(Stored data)
☆ ☆ ☆ ☆
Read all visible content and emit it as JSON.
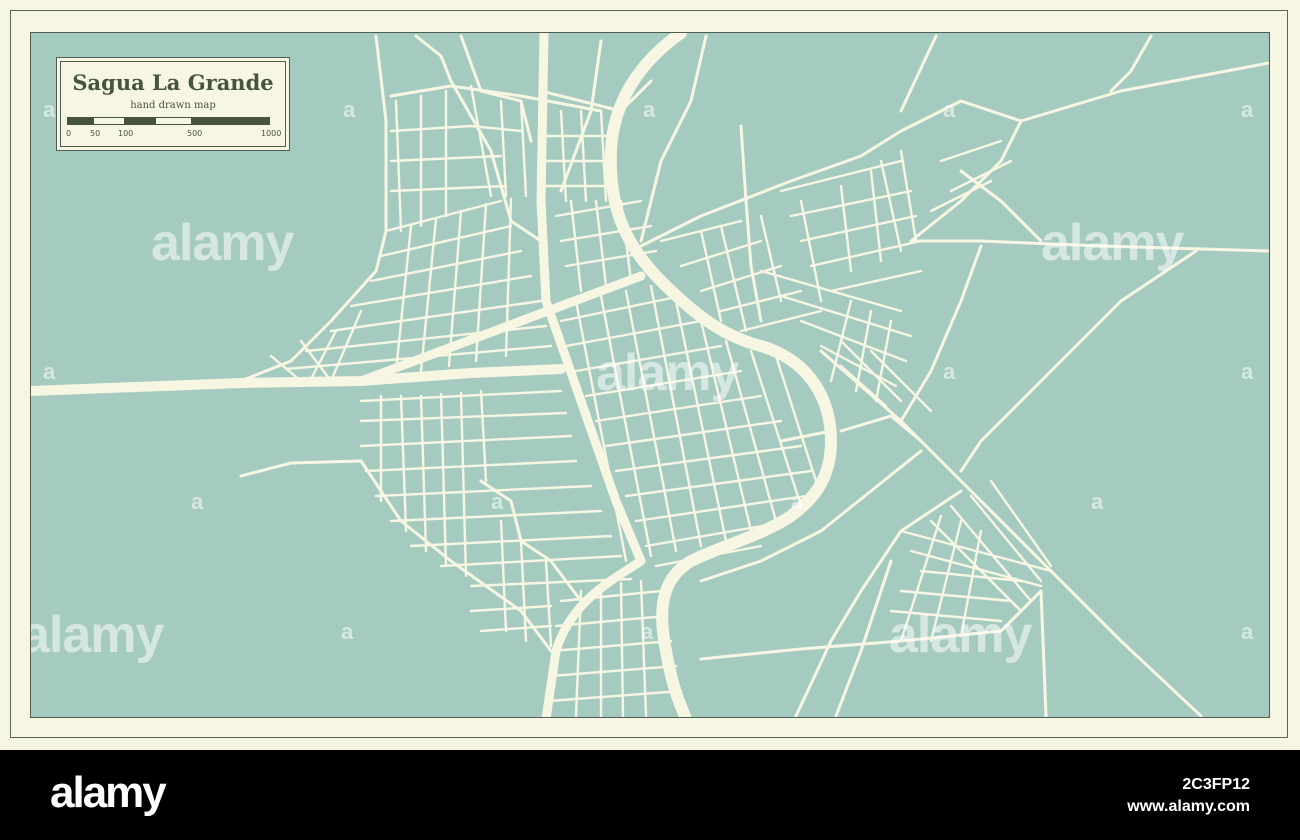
{
  "legend": {
    "title": "Sagua La Grande",
    "subtitle": "hand drawn map",
    "scale_labels": [
      "0",
      "50",
      "100",
      "500",
      "1000"
    ]
  },
  "watermark": {
    "text": "alamy",
    "letter": "a"
  },
  "footer": {
    "logo": "alamy",
    "image_id": "2C3FP12",
    "url": "www.alamy.com"
  },
  "colors": {
    "water": "#a5cbc1",
    "road": "#f7f6e2",
    "frame": "#f7f6e2",
    "ink": "#45543f"
  }
}
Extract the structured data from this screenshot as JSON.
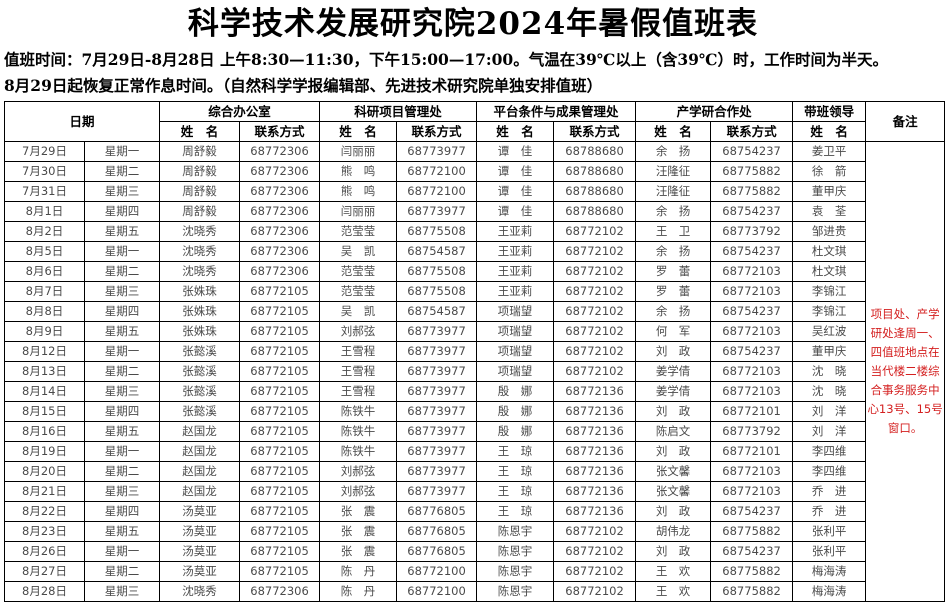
☆ ☆ ☆ ☆
> What needs to be done: All of the material above is to be copied exactly, except for its images.

> Result of the task:
Read all visible content and emit it as JSON.
{
  "legend": {
    "title": "Sagua La Grande",
    "subtitle": "hand drawn map",
    "scale_labels": [
      "0",
      "50",
      "100",
      "500",
      "1000"
    ]
  },
  "watermark": {
    "text": "alamy",
    "letter": "a"
  },
  "footer": {
    "logo": "alamy",
    "image_id": "2C3FP12",
    "url": "www.alamy.com"
  },
  "colors": {
    "water": "#a5cbc1",
    "road": "#f7f6e2",
    "frame": "#f7f6e2",
    "ink": "#45543f"
  }
}
Extract the structured data from this screenshot as JSON.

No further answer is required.